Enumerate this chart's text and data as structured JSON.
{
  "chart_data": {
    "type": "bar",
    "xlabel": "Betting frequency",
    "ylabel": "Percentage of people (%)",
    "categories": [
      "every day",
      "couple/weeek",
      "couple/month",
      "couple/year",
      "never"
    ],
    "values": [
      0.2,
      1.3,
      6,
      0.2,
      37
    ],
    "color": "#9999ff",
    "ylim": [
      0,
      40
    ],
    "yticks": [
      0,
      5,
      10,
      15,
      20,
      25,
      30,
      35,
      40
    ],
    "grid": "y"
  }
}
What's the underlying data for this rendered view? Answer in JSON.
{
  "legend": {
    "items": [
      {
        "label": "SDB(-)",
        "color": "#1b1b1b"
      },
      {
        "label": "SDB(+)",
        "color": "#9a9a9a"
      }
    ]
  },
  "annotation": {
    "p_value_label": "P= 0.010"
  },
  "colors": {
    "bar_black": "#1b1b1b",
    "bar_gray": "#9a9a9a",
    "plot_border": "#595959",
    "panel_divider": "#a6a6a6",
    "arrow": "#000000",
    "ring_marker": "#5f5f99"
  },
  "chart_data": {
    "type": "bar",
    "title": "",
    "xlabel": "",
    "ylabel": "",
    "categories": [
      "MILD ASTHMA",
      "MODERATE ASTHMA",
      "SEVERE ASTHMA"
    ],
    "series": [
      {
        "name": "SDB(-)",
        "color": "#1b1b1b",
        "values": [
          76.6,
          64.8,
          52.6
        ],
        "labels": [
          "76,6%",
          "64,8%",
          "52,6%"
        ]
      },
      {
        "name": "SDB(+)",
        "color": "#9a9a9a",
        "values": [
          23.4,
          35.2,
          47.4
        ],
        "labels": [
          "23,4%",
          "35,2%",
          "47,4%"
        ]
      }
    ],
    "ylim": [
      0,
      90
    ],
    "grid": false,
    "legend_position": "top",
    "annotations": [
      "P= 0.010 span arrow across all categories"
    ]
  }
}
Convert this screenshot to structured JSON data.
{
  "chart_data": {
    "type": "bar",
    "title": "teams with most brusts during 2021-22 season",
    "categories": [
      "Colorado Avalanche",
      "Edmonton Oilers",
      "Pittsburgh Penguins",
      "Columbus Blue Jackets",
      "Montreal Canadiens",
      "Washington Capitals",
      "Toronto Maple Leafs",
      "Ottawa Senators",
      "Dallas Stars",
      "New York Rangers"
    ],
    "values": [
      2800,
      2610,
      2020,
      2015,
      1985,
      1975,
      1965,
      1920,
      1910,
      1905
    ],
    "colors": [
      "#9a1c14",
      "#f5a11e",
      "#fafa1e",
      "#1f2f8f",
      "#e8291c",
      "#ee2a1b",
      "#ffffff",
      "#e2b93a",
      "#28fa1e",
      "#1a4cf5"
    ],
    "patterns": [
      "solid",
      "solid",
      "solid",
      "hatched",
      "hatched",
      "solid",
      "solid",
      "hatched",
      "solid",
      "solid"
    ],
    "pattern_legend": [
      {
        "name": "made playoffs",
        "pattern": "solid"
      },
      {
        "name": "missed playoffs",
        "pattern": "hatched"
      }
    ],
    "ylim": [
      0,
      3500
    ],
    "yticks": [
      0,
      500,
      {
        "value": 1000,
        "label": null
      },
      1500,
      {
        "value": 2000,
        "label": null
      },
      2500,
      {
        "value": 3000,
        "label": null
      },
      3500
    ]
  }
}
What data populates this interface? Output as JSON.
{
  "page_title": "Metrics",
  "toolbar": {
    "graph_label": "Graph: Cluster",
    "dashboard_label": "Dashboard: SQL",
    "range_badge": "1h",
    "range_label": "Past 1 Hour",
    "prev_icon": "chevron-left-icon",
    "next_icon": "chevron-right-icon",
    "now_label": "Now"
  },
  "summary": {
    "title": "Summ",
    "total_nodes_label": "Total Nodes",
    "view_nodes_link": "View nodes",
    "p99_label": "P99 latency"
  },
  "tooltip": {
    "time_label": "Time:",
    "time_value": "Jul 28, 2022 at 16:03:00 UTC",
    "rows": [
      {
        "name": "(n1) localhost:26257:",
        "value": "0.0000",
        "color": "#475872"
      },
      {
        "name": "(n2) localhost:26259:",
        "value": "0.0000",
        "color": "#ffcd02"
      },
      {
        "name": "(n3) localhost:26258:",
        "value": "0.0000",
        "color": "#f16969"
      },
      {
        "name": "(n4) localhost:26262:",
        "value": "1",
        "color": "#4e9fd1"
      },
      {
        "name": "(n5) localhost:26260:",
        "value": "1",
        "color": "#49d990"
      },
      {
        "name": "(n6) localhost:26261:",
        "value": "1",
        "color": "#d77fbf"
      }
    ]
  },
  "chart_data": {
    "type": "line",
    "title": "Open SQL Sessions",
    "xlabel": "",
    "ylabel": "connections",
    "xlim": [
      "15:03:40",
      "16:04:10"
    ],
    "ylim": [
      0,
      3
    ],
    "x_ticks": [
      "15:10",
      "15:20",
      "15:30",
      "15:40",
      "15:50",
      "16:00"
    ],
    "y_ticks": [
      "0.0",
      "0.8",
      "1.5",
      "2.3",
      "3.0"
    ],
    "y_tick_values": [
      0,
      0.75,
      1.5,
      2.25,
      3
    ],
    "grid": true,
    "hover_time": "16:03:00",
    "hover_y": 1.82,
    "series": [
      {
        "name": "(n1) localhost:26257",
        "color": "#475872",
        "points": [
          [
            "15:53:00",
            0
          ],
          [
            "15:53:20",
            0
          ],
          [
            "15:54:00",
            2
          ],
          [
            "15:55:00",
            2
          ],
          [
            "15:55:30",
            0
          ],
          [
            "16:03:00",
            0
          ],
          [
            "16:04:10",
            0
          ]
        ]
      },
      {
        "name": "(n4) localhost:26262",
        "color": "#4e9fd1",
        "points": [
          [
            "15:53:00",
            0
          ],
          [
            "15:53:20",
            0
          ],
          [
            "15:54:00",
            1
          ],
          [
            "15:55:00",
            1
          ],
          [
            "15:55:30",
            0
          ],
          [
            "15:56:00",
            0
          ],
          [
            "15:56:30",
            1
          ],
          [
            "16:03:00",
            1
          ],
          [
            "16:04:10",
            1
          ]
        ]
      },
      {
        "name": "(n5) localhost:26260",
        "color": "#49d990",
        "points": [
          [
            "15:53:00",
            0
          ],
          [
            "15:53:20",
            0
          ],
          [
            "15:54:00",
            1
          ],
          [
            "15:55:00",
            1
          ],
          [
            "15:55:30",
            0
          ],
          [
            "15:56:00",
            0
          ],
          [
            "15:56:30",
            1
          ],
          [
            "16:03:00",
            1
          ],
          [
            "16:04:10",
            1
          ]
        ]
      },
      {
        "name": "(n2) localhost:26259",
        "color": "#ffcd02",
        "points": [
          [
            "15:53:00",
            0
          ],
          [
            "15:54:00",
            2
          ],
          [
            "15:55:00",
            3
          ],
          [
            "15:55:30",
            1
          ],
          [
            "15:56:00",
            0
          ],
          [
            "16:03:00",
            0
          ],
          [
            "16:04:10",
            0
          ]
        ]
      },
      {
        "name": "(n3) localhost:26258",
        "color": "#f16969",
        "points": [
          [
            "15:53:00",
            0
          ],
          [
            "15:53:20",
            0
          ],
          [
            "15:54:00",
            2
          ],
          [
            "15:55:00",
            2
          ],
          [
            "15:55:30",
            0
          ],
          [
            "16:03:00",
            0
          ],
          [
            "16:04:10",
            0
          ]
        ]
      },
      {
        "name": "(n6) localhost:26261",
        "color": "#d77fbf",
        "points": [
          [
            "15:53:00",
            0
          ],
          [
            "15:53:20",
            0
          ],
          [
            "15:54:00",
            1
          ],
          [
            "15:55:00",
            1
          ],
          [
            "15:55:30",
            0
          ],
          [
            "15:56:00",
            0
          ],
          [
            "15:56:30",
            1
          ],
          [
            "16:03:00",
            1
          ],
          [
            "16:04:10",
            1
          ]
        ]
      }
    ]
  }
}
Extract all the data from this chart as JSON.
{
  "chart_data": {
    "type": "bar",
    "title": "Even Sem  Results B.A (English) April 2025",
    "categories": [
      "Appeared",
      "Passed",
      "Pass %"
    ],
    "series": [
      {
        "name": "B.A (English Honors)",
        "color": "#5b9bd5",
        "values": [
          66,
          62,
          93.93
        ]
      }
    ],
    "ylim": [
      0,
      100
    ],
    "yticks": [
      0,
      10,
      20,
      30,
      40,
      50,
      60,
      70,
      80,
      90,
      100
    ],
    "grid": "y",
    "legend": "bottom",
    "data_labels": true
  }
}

==*==

▶ [Short exercise]: From the entries, copy out each line containing the word "ylabel".

▶ [Output]:
    "ylabel": "Percentage of people (%)",
    "ylabel": "",
    "ylabel": "connections",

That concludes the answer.